Directions>
Extract every entry word for word. Skip the pictures.

[Items from a dataset]
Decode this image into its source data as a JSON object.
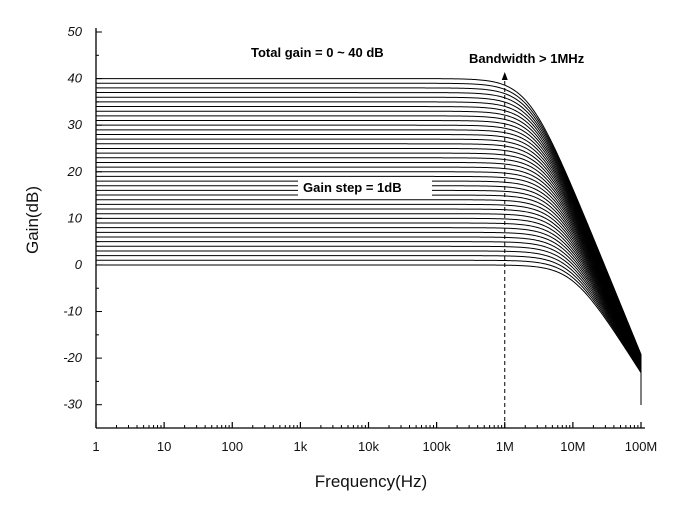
{
  "chart_data": {
    "type": "line",
    "title": "",
    "xlabel": "Frequency(Hz)",
    "ylabel": "Gain(dB)",
    "xscale": "log",
    "xlim": [
      1,
      100000000
    ],
    "ylim": [
      -35,
      50
    ],
    "x_ticks": [
      1,
      10,
      100,
      1000,
      10000,
      100000,
      1000000,
      10000000,
      100000000
    ],
    "x_tick_labels": [
      "1",
      "10",
      "100",
      "1k",
      "10k",
      "100k",
      "1M",
      "10M",
      "100M"
    ],
    "y_ticks": [
      50,
      40,
      30,
      20,
      10,
      0,
      -10,
      -20,
      -30
    ],
    "y_tick_labels": [
      "50",
      "40",
      "30",
      "20",
      "10",
      "0",
      "-10",
      "-20",
      "-30"
    ],
    "grid": false,
    "legend": "none",
    "line_color": "#000000",
    "series_gains_db": [
      0,
      1,
      2,
      3,
      4,
      5,
      6,
      7,
      8,
      9,
      10,
      11,
      12,
      13,
      14,
      15,
      16,
      17,
      18,
      19,
      20,
      21,
      22,
      23,
      24,
      25,
      26,
      27,
      28,
      29,
      30,
      31,
      32,
      33,
      34,
      35,
      36,
      37,
      38,
      39,
      40
    ],
    "bandwidth_marker_hz": 1000000,
    "annotations": {
      "total_gain": "Total gain = 0 ~ 40 dB",
      "bandwidth": "Bandwidth > 1MHz",
      "gain_step": "Gain step = 1dB"
    }
  }
}
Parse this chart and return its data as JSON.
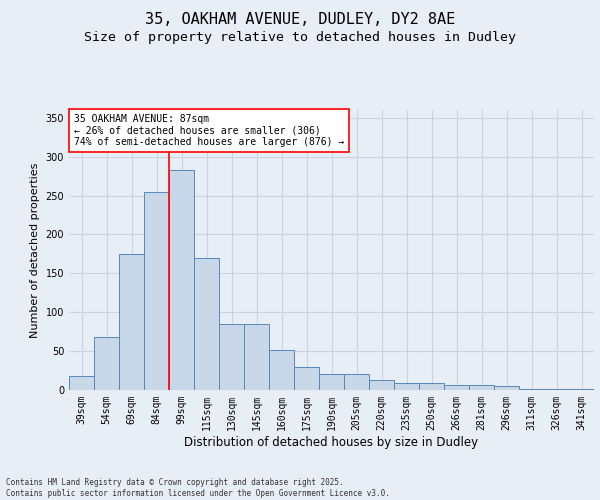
{
  "title_line1": "35, OAKHAM AVENUE, DUDLEY, DY2 8AE",
  "title_line2": "Size of property relative to detached houses in Dudley",
  "xlabel": "Distribution of detached houses by size in Dudley",
  "ylabel": "Number of detached properties",
  "categories": [
    "39sqm",
    "54sqm",
    "69sqm",
    "84sqm",
    "99sqm",
    "115sqm",
    "130sqm",
    "145sqm",
    "160sqm",
    "175sqm",
    "190sqm",
    "205sqm",
    "220sqm",
    "235sqm",
    "250sqm",
    "266sqm",
    "281sqm",
    "296sqm",
    "311sqm",
    "326sqm",
    "341sqm"
  ],
  "values": [
    18,
    68,
    175,
    255,
    283,
    170,
    85,
    85,
    52,
    30,
    20,
    20,
    13,
    9,
    9,
    7,
    6,
    5,
    1,
    1,
    1
  ],
  "bar_color": "#c8d8e8",
  "bar_edge_color": "#5588bb",
  "grid_color": "#c8d4e4",
  "background_color": "#e8eef6",
  "vline_color": "red",
  "vline_xindex": 3.5,
  "annotation_text": "35 OAKHAM AVENUE: 87sqm\n← 26% of detached houses are smaller (306)\n74% of semi-detached houses are larger (876) →",
  "annotation_box_color": "white",
  "annotation_box_edge": "red",
  "footnote": "Contains HM Land Registry data © Crown copyright and database right 2025.\nContains public sector information licensed under the Open Government Licence v3.0.",
  "ylim": [
    0,
    360
  ],
  "yticks": [
    0,
    50,
    100,
    150,
    200,
    250,
    300,
    350
  ],
  "title_fontsize": 11,
  "subtitle_fontsize": 9.5,
  "tick_fontsize": 7,
  "ylabel_fontsize": 8,
  "xlabel_fontsize": 8.5,
  "annot_fontsize": 7,
  "footnote_fontsize": 5.5
}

Exercise output>
Decode this image into its source data as a JSON object.
{
  "chart_data": {
    "type": "line",
    "title": "",
    "xlabel": "Frequency(Hz)",
    "ylabel": "Gain(dB)",
    "xscale": "log",
    "xlim": [
      1,
      100000000
    ],
    "ylim": [
      -35,
      50
    ],
    "x_ticks": [
      1,
      10,
      100,
      1000,
      10000,
      100000,
      1000000,
      10000000,
      100000000
    ],
    "x_tick_labels": [
      "1",
      "10",
      "100",
      "1k",
      "10k",
      "100k",
      "1M",
      "10M",
      "100M"
    ],
    "y_ticks": [
      50,
      40,
      30,
      20,
      10,
      0,
      -10,
      -20,
      -30
    ],
    "y_tick_labels": [
      "50",
      "40",
      "30",
      "20",
      "10",
      "0",
      "-10",
      "-20",
      "-30"
    ],
    "grid": false,
    "legend": "none",
    "line_color": "#000000",
    "series_gains_db": [
      0,
      1,
      2,
      3,
      4,
      5,
      6,
      7,
      8,
      9,
      10,
      11,
      12,
      13,
      14,
      15,
      16,
      17,
      18,
      19,
      20,
      21,
      22,
      23,
      24,
      25,
      26,
      27,
      28,
      29,
      30,
      31,
      32,
      33,
      34,
      35,
      36,
      37,
      38,
      39,
      40
    ],
    "bandwidth_marker_hz": 1000000,
    "annotations": {
      "total_gain": "Total gain = 0 ~ 40 dB",
      "bandwidth": "Bandwidth > 1MHz",
      "gain_step": "Gain step = 1dB"
    }
  }
}
Parse this chart and return its data as JSON.
{
  "title_line1": "35, OAKHAM AVENUE, DUDLEY, DY2 8AE",
  "title_line2": "Size of property relative to detached houses in Dudley",
  "xlabel": "Distribution of detached houses by size in Dudley",
  "ylabel": "Number of detached properties",
  "categories": [
    "39sqm",
    "54sqm",
    "69sqm",
    "84sqm",
    "99sqm",
    "115sqm",
    "130sqm",
    "145sqm",
    "160sqm",
    "175sqm",
    "190sqm",
    "205sqm",
    "220sqm",
    "235sqm",
    "250sqm",
    "266sqm",
    "281sqm",
    "296sqm",
    "311sqm",
    "326sqm",
    "341sqm"
  ],
  "values": [
    18,
    68,
    175,
    255,
    283,
    170,
    85,
    85,
    52,
    30,
    20,
    20,
    13,
    9,
    9,
    7,
    6,
    5,
    1,
    1,
    1
  ],
  "bar_color": "#c8d8e8",
  "bar_edge_color": "#5588bb",
  "grid_color": "#c8d4e4",
  "background_color": "#e8eef6",
  "vline_color": "red",
  "vline_xindex": 3.5,
  "annotation_text": "35 OAKHAM AVENUE: 87sqm\n← 26% of detached houses are smaller (306)\n74% of semi-detached houses are larger (876) →",
  "annotation_box_color": "white",
  "annotation_box_edge": "red",
  "footnote": "Contains HM Land Registry data © Crown copyright and database right 2025.\nContains public sector information licensed under the Open Government Licence v3.0.",
  "ylim": [
    0,
    360
  ],
  "yticks": [
    0,
    50,
    100,
    150,
    200,
    250,
    300,
    350
  ],
  "title_fontsize": 11,
  "subtitle_fontsize": 9.5,
  "tick_fontsize": 7,
  "ylabel_fontsize": 8,
  "xlabel_fontsize": 8.5,
  "annot_fontsize": 7,
  "footnote_fontsize": 5.5
}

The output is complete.